### GIVEN EXERCISE
Where a line holds the word "title", copy that line.

### SUPPLIED DATA
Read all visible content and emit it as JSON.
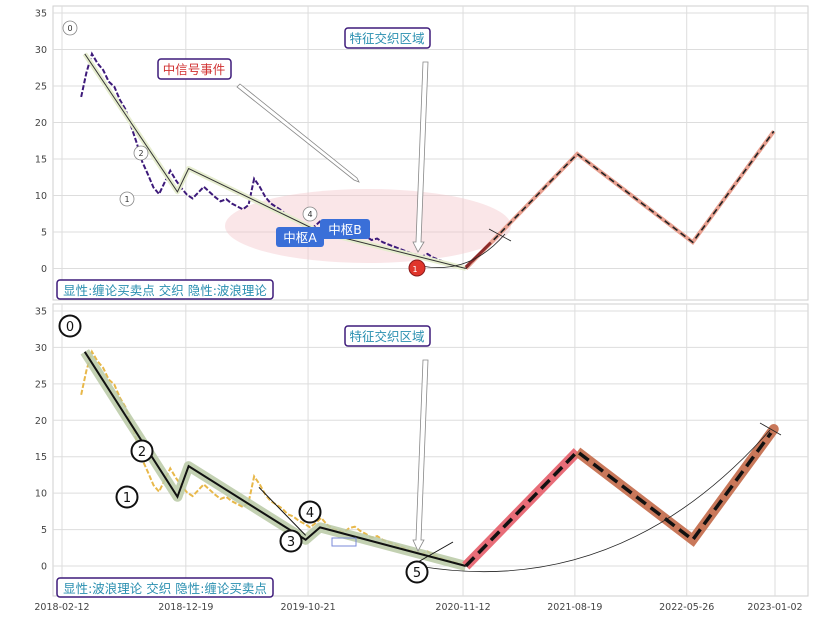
{
  "chart_data": [
    {
      "type": "line",
      "panel": "top",
      "y_ticks": [
        0,
        5,
        10,
        15,
        20,
        25,
        30,
        35
      ],
      "ylim": [
        -3.5,
        36
      ],
      "grid": true,
      "series": [
        {
          "role": "price",
          "color": "#3d1a7a",
          "x": [
            "2018-04-01",
            "2018-04-14",
            "2018-04-28",
            "2018-05-12",
            "2018-05-26",
            "2018-06-09",
            "2018-06-23",
            "2018-07-07",
            "2018-07-21",
            "2018-08-04",
            "2018-08-18",
            "2018-09-01",
            "2018-09-15",
            "2018-09-29",
            "2018-10-13",
            "2018-10-27",
            "2018-11-10",
            "2018-11-24",
            "2018-12-08",
            "2018-12-22",
            "2019-01-05",
            "2019-01-19",
            "2019-02-02",
            "2019-02-16",
            "2019-03-02",
            "2019-03-16",
            "2019-03-30",
            "2019-04-13",
            "2019-04-27",
            "2019-05-11",
            "2019-05-25",
            "2019-06-08",
            "2019-06-22",
            "2019-07-06",
            "2019-07-20",
            "2019-08-03",
            "2019-08-17",
            "2019-08-31",
            "2019-09-14",
            "2019-09-28",
            "2019-10-12",
            "2019-10-26",
            "2019-11-09",
            "2019-11-23",
            "2019-12-07",
            "2019-12-21",
            "2020-01-04",
            "2020-01-18",
            "2020-02-01",
            "2020-02-15",
            "2020-02-29",
            "2020-03-14",
            "2020-03-28",
            "2020-04-11",
            "2020-04-25",
            "2020-05-09",
            "2020-05-23",
            "2020-06-06",
            "2020-06-20",
            "2020-07-04",
            "2020-07-18",
            "2020-08-01",
            "2020-08-15",
            "2020-08-29",
            "2020-09-12",
            "2020-09-26",
            "2020-10-10",
            "2020-10-24",
            "2020-11-07",
            "2020-11-21"
          ],
          "values": [
            23.5,
            26.8,
            29.4,
            28.1,
            27.2,
            25.6,
            24.9,
            23.1,
            21.8,
            19.5,
            17.2,
            14.6,
            12.9,
            11.1,
            10.2,
            11.8,
            13.4,
            12.1,
            11.0,
            10.1,
            9.6,
            10.4,
            11.2,
            10.5,
            9.8,
            9.2,
            9.5,
            8.9,
            8.5,
            8.1,
            8.7,
            12.3,
            11.2,
            9.8,
            8.9,
            8.4,
            7.9,
            7.1,
            6.8,
            6.2,
            5.8,
            5.3,
            5.9,
            6.6,
            5.7,
            5.1,
            4.9,
            4.6,
            5.2,
            5.4,
            4.8,
            4.4,
            3.9,
            4.1,
            3.6,
            3.3,
            3.0,
            2.7,
            2.4,
            2.1,
            1.9,
            1.6,
            2.0,
            1.5,
            1.2,
            0.9,
            0.7,
            0.5,
            0.3,
            0.1
          ]
        }
      ],
      "zigzag": {
        "x": [
          "2018-04-10",
          "2018-11-28",
          "2018-12-26",
          "2019-11-20",
          "2020-11-19"
        ],
        "y": [
          29.4,
          10.5,
          13.7,
          5.0,
          0
        ]
      },
      "forecast": {
        "x": [
          "2020-11-19",
          "2021-08-25",
          "2022-06-10",
          "2022-12-30"
        ],
        "y": [
          0,
          15.7,
          3.6,
          18.8
        ]
      },
      "labels": {
        "wave_points": [
          "0",
          "1",
          "2",
          "4"
        ],
        "center_a": "中枢A",
        "center_b": "中枢B",
        "mid_signal": "中信号事件",
        "feature_zone": "特征交织区域",
        "end_marker": "1",
        "caption": "显性:缠论买卖点 交织 隐性:波浪理论"
      }
    },
    {
      "type": "line",
      "panel": "bottom",
      "y_ticks": [
        0,
        5,
        10,
        15,
        20,
        25,
        30,
        35
      ],
      "ylim": [
        -3.5,
        36
      ],
      "x_ticks": [
        "2018-02-12",
        "2018-12-19",
        "2019-10-21",
        "2020-11-12",
        "2021-08-19",
        "2022-05-26",
        "2023-01-02"
      ],
      "grid": true,
      "series": [
        {
          "role": "price",
          "color": "#e8b84a",
          "x": [
            "2018-04-01",
            "2018-04-14",
            "2018-04-28",
            "2018-05-12",
            "2018-05-26",
            "2018-06-09",
            "2018-06-23",
            "2018-07-07",
            "2018-07-21",
            "2018-08-04",
            "2018-08-18",
            "2018-09-01",
            "2018-09-15",
            "2018-09-29",
            "2018-10-13",
            "2018-10-27",
            "2018-11-10",
            "2018-11-24",
            "2018-12-08",
            "2018-12-22",
            "2019-01-05",
            "2019-01-19",
            "2019-02-02",
            "2019-02-16",
            "2019-03-02",
            "2019-03-16",
            "2019-03-30",
            "2019-04-13",
            "2019-04-27",
            "2019-05-11",
            "2019-05-25",
            "2019-06-08",
            "2019-06-22",
            "2019-07-06",
            "2019-07-20",
            "2019-08-03",
            "2019-08-17",
            "2019-08-31",
            "2019-09-14",
            "2019-09-28",
            "2019-10-12",
            "2019-10-26",
            "2019-11-09",
            "2019-11-23",
            "2019-12-07",
            "2019-12-21",
            "2020-01-04",
            "2020-01-18",
            "2020-02-01",
            "2020-02-15",
            "2020-02-29",
            "2020-03-14",
            "2020-03-28",
            "2020-04-11",
            "2020-04-25",
            "2020-05-09",
            "2020-05-23",
            "2020-06-06",
            "2020-06-20",
            "2020-07-04",
            "2020-07-18",
            "2020-08-01",
            "2020-08-15",
            "2020-08-29",
            "2020-09-12",
            "2020-09-26",
            "2020-10-10",
            "2020-10-24",
            "2020-11-07",
            "2020-11-21"
          ],
          "values": [
            23.5,
            26.8,
            29.4,
            28.1,
            27.2,
            25.6,
            24.9,
            23.1,
            21.8,
            19.5,
            17.2,
            14.6,
            12.9,
            11.1,
            10.2,
            11.8,
            13.4,
            12.1,
            11.0,
            10.1,
            9.6,
            10.4,
            11.2,
            10.5,
            9.8,
            9.2,
            9.5,
            8.9,
            8.5,
            8.1,
            8.7,
            12.3,
            11.2,
            9.8,
            8.9,
            8.4,
            7.9,
            7.1,
            6.8,
            6.2,
            5.8,
            5.3,
            5.9,
            6.6,
            5.7,
            5.1,
            4.9,
            4.6,
            5.2,
            5.4,
            4.8,
            4.4,
            3.9,
            4.1,
            3.6,
            3.3,
            3.0,
            2.7,
            2.4,
            2.1,
            1.9,
            1.6,
            2.0,
            1.5,
            1.2,
            0.9,
            0.7,
            0.5,
            0.3,
            0.1
          ]
        }
      ],
      "waves": {
        "x": [
          "2018-04-10",
          "2018-11-28",
          "2018-12-26",
          "2019-10-15",
          "2019-11-20",
          "2020-11-19"
        ],
        "y": [
          29.4,
          9.5,
          13.7,
          3.6,
          5.3,
          0
        ],
        "labels": [
          "0",
          "1",
          "2",
          "3",
          "4",
          "5"
        ]
      },
      "forecast": {
        "x": [
          "2020-11-19",
          "2021-08-25",
          "2022-06-10",
          "2022-12-30"
        ],
        "y": [
          0,
          15.7,
          3.6,
          18.8
        ]
      },
      "labels": {
        "feature_zone": "特征交织区域",
        "caption": "显性:波浪理论 交织 隐性:缠论买卖点"
      }
    }
  ]
}
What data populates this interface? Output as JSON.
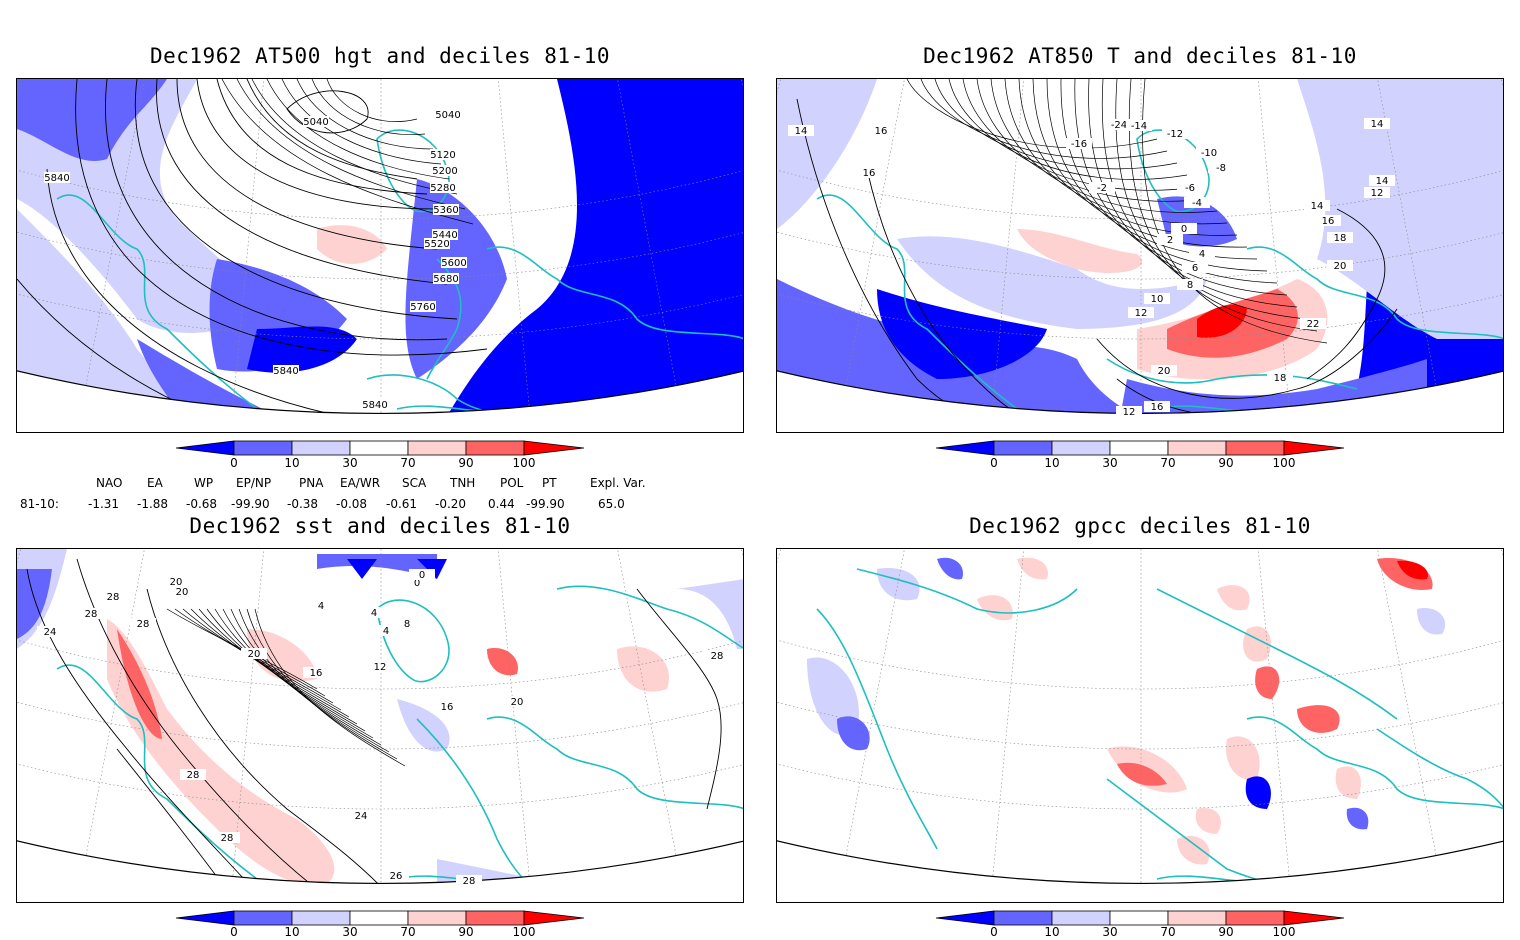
{
  "panels": [
    {
      "title": "Dec1962 AT500 hgt and deciles 81-10",
      "contour_labels": [
        "5040",
        "5040",
        "5120",
        "5200",
        "5280",
        "5360",
        "5440",
        "5520",
        "5600",
        "5680",
        "5760",
        "5840",
        "5840",
        "5840"
      ]
    },
    {
      "title": "Dec1962 AT850 T and deciles 81-10",
      "contour_labels": [
        "14",
        "16",
        "16",
        "-24",
        "-16",
        "-14",
        "-12",
        "-10",
        "-8",
        "-6",
        "-4",
        "-2",
        "0",
        "2",
        "4",
        "6",
        "8",
        "10",
        "12",
        "14",
        "12",
        "14",
        "16",
        "18",
        "20",
        "22",
        "20",
        "18",
        "16",
        "14",
        "12"
      ]
    },
    {
      "title": "Dec1962 sst and deciles 81-10",
      "contour_labels": [
        "28",
        "20",
        "28",
        "24",
        "28",
        "20",
        "0",
        "4",
        "8",
        "12",
        "16",
        "20",
        "24",
        "28",
        "26",
        "28",
        "16",
        "20",
        "4",
        "0",
        "4",
        "28",
        "28"
      ]
    },
    {
      "title": "Dec1962 gpcc deciles 81-10",
      "contour_labels": []
    }
  ],
  "colorbar": {
    "labels": [
      "0",
      "10",
      "30",
      "70",
      "90",
      "100"
    ],
    "colors": [
      "#0000ff",
      "#6464ff",
      "#d2d2ff",
      "#ffffff",
      "#ffd2d2",
      "#ff6464",
      "#ff0000"
    ]
  },
  "indices": {
    "headers": [
      "NAO",
      "EA",
      "WP",
      "EP/NP",
      "PNA",
      "EA/WR",
      "SCA",
      "TNH",
      "POL",
      "PT",
      "Expl. Var."
    ],
    "row_label": "81-10:",
    "values": [
      "-1.31",
      "-1.88",
      "-0.68",
      "-99.90",
      "-0.38",
      "-0.08",
      "-0.61",
      "-0.20",
      "0.44",
      "-99.90",
      "65.0"
    ]
  },
  "colors": {
    "coast": "#1fbfbf",
    "contour": "#000000"
  }
}
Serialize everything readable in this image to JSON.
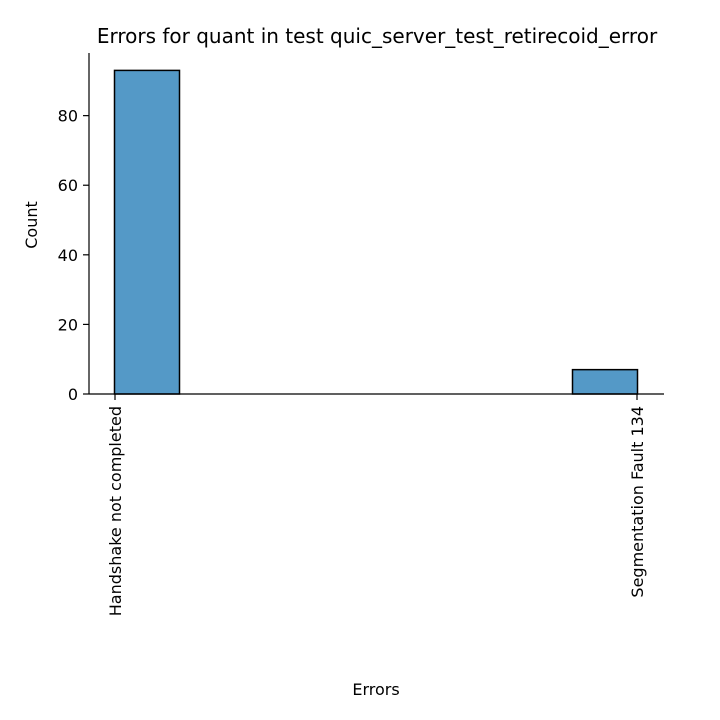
{
  "chart_data": {
    "type": "bar",
    "title": "Errors for quant in test quic_server_test_retirecoid_error",
    "xlabel": "Errors",
    "ylabel": "Count",
    "categories": [
      "Handshake not completed",
      "Segmentation Fault 134"
    ],
    "values": [
      93,
      7
    ],
    "ylim": [
      0,
      98
    ],
    "yticks": [
      0,
      20,
      40,
      60,
      80
    ],
    "grid": false,
    "legend": "none",
    "bar_color": "#5499c7",
    "edge_color": "#000000"
  }
}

### THE RESULT
      "title": "Dec1962 AT500 hgt and deciles 81-10",
      "title": "Dec1962 AT850 T and deciles 81-10",
      "title": "Dec1962 sst and deciles 81-10",
      "title": "Dec1962 gpcc deciles 81-10",
    "title": "Errors for quant in test quic_server_test_retirecoid_error",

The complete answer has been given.